Start TASK INPUT

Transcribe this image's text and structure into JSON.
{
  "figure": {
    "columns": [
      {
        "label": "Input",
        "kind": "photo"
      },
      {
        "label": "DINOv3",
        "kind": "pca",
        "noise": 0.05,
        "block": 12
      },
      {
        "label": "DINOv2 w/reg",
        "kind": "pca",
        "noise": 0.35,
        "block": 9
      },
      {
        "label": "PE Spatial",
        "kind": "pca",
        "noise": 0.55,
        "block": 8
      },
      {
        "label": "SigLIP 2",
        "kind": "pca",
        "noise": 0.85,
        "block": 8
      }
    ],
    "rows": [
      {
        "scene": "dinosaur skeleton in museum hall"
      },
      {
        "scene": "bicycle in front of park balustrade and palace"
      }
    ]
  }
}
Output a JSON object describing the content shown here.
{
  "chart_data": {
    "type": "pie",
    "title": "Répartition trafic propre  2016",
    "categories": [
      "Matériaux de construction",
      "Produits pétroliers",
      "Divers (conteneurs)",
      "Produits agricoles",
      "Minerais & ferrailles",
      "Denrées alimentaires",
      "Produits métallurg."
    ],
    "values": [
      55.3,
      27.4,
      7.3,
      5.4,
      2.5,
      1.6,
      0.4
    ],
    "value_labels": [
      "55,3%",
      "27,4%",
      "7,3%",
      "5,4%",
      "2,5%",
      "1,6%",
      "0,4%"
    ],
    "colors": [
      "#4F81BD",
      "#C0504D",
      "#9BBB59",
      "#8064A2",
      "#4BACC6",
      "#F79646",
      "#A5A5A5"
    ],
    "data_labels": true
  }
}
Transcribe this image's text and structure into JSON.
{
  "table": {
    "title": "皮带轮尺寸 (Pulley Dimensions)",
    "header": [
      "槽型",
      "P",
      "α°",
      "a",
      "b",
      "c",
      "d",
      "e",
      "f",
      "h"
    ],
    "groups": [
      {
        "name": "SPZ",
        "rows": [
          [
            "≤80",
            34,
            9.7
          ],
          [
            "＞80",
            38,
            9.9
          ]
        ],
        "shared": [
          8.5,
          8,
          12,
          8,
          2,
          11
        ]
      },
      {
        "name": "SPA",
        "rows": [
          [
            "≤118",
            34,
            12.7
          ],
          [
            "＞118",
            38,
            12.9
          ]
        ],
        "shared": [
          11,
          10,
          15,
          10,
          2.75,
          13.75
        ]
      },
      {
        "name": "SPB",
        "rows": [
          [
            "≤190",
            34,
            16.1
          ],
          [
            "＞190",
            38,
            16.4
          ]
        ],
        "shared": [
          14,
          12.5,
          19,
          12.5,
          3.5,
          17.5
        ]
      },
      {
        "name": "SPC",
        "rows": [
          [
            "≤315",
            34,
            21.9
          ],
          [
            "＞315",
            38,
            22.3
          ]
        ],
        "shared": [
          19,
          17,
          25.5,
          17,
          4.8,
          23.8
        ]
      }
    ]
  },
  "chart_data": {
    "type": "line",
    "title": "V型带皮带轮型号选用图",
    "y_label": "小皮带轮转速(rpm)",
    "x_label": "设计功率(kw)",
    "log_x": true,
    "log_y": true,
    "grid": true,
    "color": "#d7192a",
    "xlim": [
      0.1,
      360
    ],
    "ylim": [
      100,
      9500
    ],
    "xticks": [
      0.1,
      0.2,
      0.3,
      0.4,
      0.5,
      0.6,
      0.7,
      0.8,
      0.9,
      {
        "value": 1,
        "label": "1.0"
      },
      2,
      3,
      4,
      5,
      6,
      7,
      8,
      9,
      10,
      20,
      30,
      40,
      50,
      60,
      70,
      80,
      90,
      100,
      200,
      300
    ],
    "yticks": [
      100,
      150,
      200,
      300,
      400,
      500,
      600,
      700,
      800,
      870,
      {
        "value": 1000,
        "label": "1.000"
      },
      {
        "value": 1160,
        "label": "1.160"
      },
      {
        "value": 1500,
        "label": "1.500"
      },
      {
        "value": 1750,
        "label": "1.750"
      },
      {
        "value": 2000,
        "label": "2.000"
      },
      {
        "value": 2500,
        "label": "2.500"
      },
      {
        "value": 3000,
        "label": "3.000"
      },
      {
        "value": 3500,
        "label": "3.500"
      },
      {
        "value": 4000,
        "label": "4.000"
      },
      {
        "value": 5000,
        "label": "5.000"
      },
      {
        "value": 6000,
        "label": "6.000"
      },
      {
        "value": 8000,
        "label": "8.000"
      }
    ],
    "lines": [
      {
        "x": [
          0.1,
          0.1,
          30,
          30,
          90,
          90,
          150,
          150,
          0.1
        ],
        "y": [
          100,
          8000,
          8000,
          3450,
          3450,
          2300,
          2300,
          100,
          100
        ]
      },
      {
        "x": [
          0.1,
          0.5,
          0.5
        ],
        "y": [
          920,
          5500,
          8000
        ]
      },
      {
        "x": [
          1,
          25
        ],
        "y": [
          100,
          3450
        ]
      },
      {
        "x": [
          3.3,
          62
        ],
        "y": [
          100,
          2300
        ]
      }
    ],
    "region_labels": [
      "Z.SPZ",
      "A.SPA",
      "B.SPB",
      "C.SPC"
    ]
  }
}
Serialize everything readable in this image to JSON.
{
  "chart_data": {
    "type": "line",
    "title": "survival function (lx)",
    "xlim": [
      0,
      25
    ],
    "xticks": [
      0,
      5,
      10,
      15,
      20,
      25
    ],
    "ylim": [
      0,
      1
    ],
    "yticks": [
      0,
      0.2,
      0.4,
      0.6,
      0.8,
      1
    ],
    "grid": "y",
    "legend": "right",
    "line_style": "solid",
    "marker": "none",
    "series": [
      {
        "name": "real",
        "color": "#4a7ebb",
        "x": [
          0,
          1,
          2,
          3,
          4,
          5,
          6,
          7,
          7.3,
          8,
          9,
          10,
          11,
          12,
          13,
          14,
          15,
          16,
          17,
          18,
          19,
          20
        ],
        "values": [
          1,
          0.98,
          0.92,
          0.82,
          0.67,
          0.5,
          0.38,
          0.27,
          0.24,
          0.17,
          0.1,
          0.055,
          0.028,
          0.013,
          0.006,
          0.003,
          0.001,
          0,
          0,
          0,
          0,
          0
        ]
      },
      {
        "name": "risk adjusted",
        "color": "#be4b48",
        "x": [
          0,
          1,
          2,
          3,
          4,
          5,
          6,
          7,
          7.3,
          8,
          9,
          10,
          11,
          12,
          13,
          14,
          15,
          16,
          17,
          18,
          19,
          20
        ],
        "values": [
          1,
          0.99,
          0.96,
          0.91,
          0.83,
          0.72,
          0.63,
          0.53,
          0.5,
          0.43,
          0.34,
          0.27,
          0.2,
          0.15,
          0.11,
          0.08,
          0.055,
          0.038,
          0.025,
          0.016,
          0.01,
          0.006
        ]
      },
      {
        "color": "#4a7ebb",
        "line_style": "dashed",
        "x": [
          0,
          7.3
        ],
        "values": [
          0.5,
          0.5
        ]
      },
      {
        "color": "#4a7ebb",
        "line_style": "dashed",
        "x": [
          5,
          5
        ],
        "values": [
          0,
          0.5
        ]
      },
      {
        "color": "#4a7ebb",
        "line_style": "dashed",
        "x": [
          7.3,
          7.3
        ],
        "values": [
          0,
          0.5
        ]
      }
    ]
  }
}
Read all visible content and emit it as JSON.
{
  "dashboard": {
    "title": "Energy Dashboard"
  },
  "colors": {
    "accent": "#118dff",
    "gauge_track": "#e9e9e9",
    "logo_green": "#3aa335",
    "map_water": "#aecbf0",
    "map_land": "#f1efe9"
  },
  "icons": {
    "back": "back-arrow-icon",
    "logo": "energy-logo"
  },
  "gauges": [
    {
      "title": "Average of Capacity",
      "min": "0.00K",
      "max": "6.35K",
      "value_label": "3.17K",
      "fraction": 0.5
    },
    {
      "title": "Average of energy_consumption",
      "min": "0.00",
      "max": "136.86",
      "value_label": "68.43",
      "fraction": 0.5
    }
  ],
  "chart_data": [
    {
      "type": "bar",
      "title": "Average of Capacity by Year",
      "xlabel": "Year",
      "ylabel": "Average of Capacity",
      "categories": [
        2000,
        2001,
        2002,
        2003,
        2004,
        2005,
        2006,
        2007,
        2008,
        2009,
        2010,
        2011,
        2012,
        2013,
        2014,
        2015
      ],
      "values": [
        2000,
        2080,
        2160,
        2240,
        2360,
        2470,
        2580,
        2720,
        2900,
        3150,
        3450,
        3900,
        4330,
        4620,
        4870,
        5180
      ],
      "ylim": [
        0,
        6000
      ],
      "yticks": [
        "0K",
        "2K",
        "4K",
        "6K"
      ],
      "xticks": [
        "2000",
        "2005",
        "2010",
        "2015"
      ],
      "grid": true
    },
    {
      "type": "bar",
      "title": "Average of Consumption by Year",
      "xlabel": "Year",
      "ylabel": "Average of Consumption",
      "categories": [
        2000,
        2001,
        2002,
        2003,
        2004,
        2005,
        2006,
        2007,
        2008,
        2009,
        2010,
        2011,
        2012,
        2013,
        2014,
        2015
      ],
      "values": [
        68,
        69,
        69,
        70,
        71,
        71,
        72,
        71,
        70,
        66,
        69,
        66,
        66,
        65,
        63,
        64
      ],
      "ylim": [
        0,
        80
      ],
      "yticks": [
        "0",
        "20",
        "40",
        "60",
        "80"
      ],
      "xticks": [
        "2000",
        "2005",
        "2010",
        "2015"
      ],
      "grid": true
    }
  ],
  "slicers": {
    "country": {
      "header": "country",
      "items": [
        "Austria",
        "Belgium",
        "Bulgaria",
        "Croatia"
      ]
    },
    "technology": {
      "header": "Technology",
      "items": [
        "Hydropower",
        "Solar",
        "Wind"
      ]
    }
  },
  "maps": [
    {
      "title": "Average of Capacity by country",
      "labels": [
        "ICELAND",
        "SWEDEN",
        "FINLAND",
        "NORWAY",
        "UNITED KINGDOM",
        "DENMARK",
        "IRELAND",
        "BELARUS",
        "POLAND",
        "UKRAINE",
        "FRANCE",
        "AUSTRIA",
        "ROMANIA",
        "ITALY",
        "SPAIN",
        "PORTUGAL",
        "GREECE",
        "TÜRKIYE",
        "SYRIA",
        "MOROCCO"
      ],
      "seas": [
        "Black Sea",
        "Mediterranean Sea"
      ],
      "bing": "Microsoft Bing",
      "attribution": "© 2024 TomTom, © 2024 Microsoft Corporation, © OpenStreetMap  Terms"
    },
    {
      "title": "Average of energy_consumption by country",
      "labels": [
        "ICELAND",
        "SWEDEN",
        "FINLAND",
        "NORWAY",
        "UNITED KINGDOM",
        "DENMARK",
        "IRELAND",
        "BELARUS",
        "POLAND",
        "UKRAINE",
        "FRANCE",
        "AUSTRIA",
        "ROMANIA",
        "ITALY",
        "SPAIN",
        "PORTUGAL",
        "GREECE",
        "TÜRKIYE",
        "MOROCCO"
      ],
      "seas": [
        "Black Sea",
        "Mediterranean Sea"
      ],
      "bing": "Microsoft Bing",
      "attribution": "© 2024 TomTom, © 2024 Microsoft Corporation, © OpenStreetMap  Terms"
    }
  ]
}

End TASK INPUT

**EXERCISE DESCRIPTION**: Your answer should be a single number: how many lines in the data above include "JSON"?

**SOLUTION FOR THIS EXERCISE**: 5